What the task asks: Without the pictures, can you quote each line below exactly?

Dataset content:
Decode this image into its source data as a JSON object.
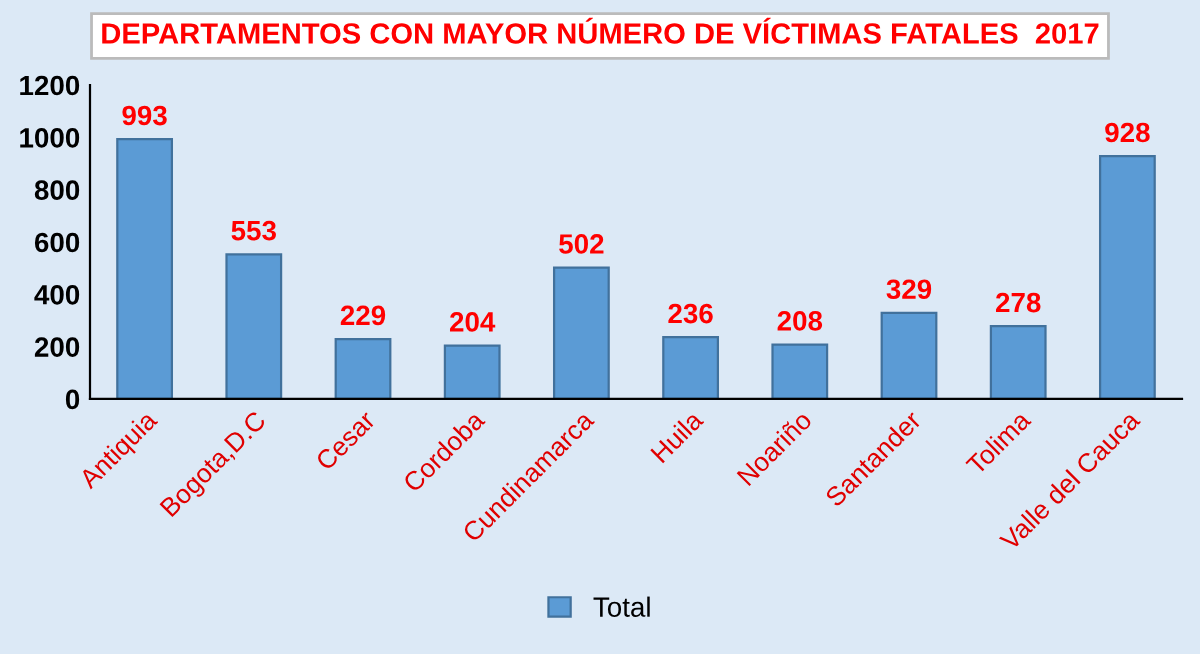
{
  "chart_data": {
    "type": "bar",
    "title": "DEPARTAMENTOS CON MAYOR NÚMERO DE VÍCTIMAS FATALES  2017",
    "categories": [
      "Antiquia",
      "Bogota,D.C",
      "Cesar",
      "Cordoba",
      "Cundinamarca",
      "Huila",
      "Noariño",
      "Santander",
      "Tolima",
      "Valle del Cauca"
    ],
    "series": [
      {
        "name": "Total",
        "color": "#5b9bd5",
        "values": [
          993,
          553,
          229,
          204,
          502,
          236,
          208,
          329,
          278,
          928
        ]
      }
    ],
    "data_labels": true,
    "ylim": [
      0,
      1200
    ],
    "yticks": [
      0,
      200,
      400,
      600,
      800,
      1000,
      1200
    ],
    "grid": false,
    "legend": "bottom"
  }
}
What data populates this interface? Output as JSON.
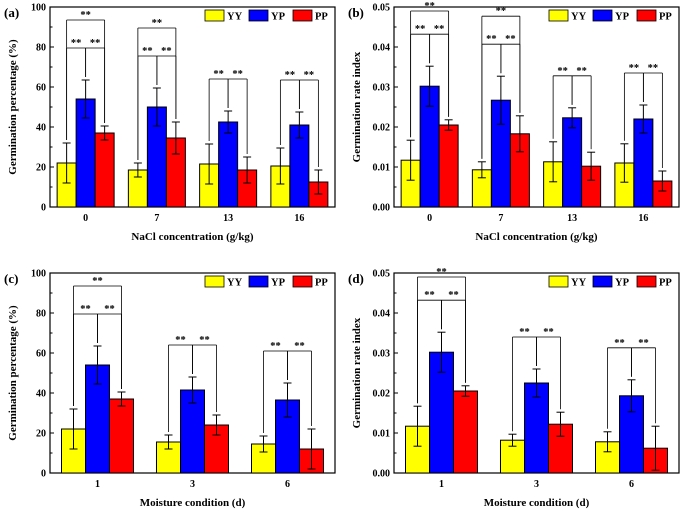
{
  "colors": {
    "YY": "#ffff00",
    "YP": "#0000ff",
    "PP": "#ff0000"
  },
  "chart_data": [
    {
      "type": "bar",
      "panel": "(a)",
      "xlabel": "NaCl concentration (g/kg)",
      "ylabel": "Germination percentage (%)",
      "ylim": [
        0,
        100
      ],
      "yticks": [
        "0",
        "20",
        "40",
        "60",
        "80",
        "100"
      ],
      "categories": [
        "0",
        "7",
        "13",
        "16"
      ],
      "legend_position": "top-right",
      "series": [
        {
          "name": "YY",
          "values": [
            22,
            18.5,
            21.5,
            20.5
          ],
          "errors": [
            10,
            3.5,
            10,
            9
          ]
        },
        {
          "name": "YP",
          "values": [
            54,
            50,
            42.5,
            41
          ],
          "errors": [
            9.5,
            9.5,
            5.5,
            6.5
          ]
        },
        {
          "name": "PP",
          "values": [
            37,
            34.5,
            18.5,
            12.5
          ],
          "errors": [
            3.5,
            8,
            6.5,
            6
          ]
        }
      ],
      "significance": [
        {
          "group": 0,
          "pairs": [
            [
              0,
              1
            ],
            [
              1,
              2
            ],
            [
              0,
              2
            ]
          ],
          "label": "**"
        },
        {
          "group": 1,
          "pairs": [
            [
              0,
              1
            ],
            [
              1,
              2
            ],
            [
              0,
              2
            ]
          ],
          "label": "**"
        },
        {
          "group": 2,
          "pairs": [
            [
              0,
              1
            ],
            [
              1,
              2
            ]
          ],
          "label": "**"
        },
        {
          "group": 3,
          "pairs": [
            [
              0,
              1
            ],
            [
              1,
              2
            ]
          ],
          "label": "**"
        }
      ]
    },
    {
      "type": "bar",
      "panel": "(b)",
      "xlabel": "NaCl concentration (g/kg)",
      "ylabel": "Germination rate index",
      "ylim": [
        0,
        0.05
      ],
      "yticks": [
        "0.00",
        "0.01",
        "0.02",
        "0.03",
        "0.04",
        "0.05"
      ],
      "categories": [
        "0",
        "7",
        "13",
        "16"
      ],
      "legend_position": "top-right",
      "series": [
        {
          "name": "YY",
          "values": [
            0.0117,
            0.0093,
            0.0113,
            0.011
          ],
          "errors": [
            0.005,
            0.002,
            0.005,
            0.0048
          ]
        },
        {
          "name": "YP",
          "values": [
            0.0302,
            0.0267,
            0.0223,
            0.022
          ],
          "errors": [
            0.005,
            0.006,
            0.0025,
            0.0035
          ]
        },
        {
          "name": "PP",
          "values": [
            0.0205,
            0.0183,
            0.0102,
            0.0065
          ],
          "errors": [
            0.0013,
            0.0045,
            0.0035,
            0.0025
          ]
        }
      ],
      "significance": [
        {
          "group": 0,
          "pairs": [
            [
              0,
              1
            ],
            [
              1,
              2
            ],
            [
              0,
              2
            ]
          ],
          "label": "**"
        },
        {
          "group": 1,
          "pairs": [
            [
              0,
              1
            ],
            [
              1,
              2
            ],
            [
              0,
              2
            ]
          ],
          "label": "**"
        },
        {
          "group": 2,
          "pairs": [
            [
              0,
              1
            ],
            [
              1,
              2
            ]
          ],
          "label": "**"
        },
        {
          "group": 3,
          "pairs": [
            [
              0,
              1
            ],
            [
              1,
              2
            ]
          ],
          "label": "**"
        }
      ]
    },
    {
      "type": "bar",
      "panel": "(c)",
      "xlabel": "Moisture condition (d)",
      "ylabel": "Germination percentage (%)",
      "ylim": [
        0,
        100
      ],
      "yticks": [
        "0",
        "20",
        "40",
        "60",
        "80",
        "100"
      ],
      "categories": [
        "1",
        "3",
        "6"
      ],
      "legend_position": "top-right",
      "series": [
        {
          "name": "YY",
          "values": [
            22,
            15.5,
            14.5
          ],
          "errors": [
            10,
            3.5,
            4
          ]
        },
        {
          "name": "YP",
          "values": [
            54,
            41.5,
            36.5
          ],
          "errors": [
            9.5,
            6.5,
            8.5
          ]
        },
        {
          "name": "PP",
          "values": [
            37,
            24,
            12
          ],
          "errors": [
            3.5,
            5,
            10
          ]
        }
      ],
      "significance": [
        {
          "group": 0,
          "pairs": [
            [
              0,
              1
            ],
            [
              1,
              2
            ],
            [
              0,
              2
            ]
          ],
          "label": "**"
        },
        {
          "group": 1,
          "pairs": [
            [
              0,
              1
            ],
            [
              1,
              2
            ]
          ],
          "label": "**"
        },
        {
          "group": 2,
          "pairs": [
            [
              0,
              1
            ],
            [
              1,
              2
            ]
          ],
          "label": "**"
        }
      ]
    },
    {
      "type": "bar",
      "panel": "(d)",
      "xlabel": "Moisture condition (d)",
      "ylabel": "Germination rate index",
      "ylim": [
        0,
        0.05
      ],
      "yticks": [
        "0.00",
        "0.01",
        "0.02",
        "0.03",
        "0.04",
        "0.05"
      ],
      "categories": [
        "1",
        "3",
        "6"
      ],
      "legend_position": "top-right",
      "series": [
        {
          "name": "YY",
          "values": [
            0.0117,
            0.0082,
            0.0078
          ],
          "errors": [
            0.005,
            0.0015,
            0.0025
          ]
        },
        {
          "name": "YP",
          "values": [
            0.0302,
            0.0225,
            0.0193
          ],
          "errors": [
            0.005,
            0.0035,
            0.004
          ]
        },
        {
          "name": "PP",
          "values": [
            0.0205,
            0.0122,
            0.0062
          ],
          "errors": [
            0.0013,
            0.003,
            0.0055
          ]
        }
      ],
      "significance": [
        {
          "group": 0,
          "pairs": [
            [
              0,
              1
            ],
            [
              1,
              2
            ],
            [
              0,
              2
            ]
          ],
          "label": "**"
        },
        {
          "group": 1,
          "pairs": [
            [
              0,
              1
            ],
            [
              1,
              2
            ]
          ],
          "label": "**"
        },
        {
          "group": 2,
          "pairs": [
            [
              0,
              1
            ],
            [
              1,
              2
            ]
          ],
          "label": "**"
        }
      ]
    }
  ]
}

Final result:
Decode this image into its source data as a JSON object.
{
  "chart_data": {
    "type": "bar",
    "title": "DEPARTAMENTOS CON MAYOR NÚMERO DE VÍCTIMAS FATALES  2017",
    "categories": [
      "Antiquia",
      "Bogota,D.C",
      "Cesar",
      "Cordoba",
      "Cundinamarca",
      "Huila",
      "Noariño",
      "Santander",
      "Tolima",
      "Valle del Cauca"
    ],
    "series": [
      {
        "name": "Total",
        "color": "#5b9bd5",
        "values": [
          993,
          553,
          229,
          204,
          502,
          236,
          208,
          329,
          278,
          928
        ]
      }
    ],
    "data_labels": true,
    "ylim": [
      0,
      1200
    ],
    "yticks": [
      0,
      200,
      400,
      600,
      800,
      1000,
      1200
    ],
    "grid": false,
    "legend": "bottom"
  }
}
What data populates this interface? Output as JSON.
{
  "colors": {
    "YY": "#ffff00",
    "YP": "#0000ff",
    "PP": "#ff0000"
  },
  "chart_data": [
    {
      "type": "bar",
      "panel": "(a)",
      "xlabel": "NaCl concentration (g/kg)",
      "ylabel": "Germination percentage (%)",
      "ylim": [
        0,
        100
      ],
      "yticks": [
        "0",
        "20",
        "40",
        "60",
        "80",
        "100"
      ],
      "categories": [
        "0",
        "7",
        "13",
        "16"
      ],
      "legend_position": "top-right",
      "series": [
        {
          "name": "YY",
          "values": [
            22,
            18.5,
            21.5,
            20.5
          ],
          "errors": [
            10,
            3.5,
            10,
            9
          ]
        },
        {
          "name": "YP",
          "values": [
            54,
            50,
            42.5,
            41
          ],
          "errors": [
            9.5,
            9.5,
            5.5,
            6.5
          ]
        },
        {
          "name": "PP",
          "values": [
            37,
            34.5,
            18.5,
            12.5
          ],
          "errors": [
            3.5,
            8,
            6.5,
            6
          ]
        }
      ],
      "significance": [
        {
          "group": 0,
          "pairs": [
            [
              0,
              1
            ],
            [
              1,
              2
            ],
            [
              0,
              2
            ]
          ],
          "label": "**"
        },
        {
          "group": 1,
          "pairs": [
            [
              0,
              1
            ],
            [
              1,
              2
            ],
            [
              0,
              2
            ]
          ],
          "label": "**"
        },
        {
          "group": 2,
          "pairs": [
            [
              0,
              1
            ],
            [
              1,
              2
            ]
          ],
          "label": "**"
        },
        {
          "group": 3,
          "pairs": [
            [
              0,
              1
            ],
            [
              1,
              2
            ]
          ],
          "label": "**"
        }
      ]
    },
    {
      "type": "bar",
      "panel": "(b)",
      "xlabel": "NaCl concentration (g/kg)",
      "ylabel": "Germination rate index",
      "ylim": [
        0,
        0.05
      ],
      "yticks": [
        "0.00",
        "0.01",
        "0.02",
        "0.03",
        "0.04",
        "0.05"
      ],
      "categories": [
        "0",
        "7",
        "13",
        "16"
      ],
      "legend_position": "top-right",
      "series": [
        {
          "name": "YY",
          "values": [
            0.0117,
            0.0093,
            0.0113,
            0.011
          ],
          "errors": [
            0.005,
            0.002,
            0.005,
            0.0048
          ]
        },
        {
          "name": "YP",
          "values": [
            0.0302,
            0.0267,
            0.0223,
            0.022
          ],
          "errors": [
            0.005,
            0.006,
            0.0025,
            0.0035
          ]
        },
        {
          "name": "PP",
          "values": [
            0.0205,
            0.0183,
            0.0102,
            0.0065
          ],
          "errors": [
            0.0013,
            0.0045,
            0.0035,
            0.0025
          ]
        }
      ],
      "significance": [
        {
          "group": 0,
          "pairs": [
            [
              0,
              1
            ],
            [
              1,
              2
            ],
            [
              0,
              2
            ]
          ],
          "label": "**"
        },
        {
          "group": 1,
          "pairs": [
            [
              0,
              1
            ],
            [
              1,
              2
            ],
            [
              0,
              2
            ]
          ],
          "label": "**"
        },
        {
          "group": 2,
          "pairs": [
            [
              0,
              1
            ],
            [
              1,
              2
            ]
          ],
          "label": "**"
        },
        {
          "group": 3,
          "pairs": [
            [
              0,
              1
            ],
            [
              1,
              2
            ]
          ],
          "label": "**"
        }
      ]
    },
    {
      "type": "bar",
      "panel": "(c)",
      "xlabel": "Moisture condition (d)",
      "ylabel": "Germination percentage (%)",
      "ylim": [
        0,
        100
      ],
      "yticks": [
        "0",
        "20",
        "40",
        "60",
        "80",
        "100"
      ],
      "categories": [
        "1",
        "3",
        "6"
      ],
      "legend_position": "top-right",
      "series": [
        {
          "name": "YY",
          "values": [
            22,
            15.5,
            14.5
          ],
          "errors": [
            10,
            3.5,
            4
          ]
        },
        {
          "name": "YP",
          "values": [
            54,
            41.5,
            36.5
          ],
          "errors": [
            9.5,
            6.5,
            8.5
          ]
        },
        {
          "name": "PP",
          "values": [
            37,
            24,
            12
          ],
          "errors": [
            3.5,
            5,
            10
          ]
        }
      ],
      "significance": [
        {
          "group": 0,
          "pairs": [
            [
              0,
              1
            ],
            [
              1,
              2
            ],
            [
              0,
              2
            ]
          ],
          "label": "**"
        },
        {
          "group": 1,
          "pairs": [
            [
              0,
              1
            ],
            [
              1,
              2
            ]
          ],
          "label": "**"
        },
        {
          "group": 2,
          "pairs": [
            [
              0,
              1
            ],
            [
              1,
              2
            ]
          ],
          "label": "**"
        }
      ]
    },
    {
      "type": "bar",
      "panel": "(d)",
      "xlabel": "Moisture condition (d)",
      "ylabel": "Germination rate index",
      "ylim": [
        0,
        0.05
      ],
      "yticks": [
        "0.00",
        "0.01",
        "0.02",
        "0.03",
        "0.04",
        "0.05"
      ],
      "categories": [
        "1",
        "3",
        "6"
      ],
      "legend_position": "top-right",
      "series": [
        {
          "name": "YY",
          "values": [
            0.0117,
            0.0082,
            0.0078
          ],
          "errors": [
            0.005,
            0.0015,
            0.0025
          ]
        },
        {
          "name": "YP",
          "values": [
            0.0302,
            0.0225,
            0.0193
          ],
          "errors": [
            0.005,
            0.0035,
            0.004
          ]
        },
        {
          "name": "PP",
          "values": [
            0.0205,
            0.0122,
            0.0062
          ],
          "errors": [
            0.0013,
            0.003,
            0.0055
          ]
        }
      ],
      "significance": [
        {
          "group": 0,
          "pairs": [
            [
              0,
              1
            ],
            [
              1,
              2
            ],
            [
              0,
              2
            ]
          ],
          "label": "**"
        },
        {
          "group": 1,
          "pairs": [
            [
              0,
              1
            ],
            [
              1,
              2
            ]
          ],
          "label": "**"
        },
        {
          "group": 2,
          "pairs": [
            [
              0,
              1
            ],
            [
              1,
              2
            ]
          ],
          "label": "**"
        }
      ]
    }
  ]
}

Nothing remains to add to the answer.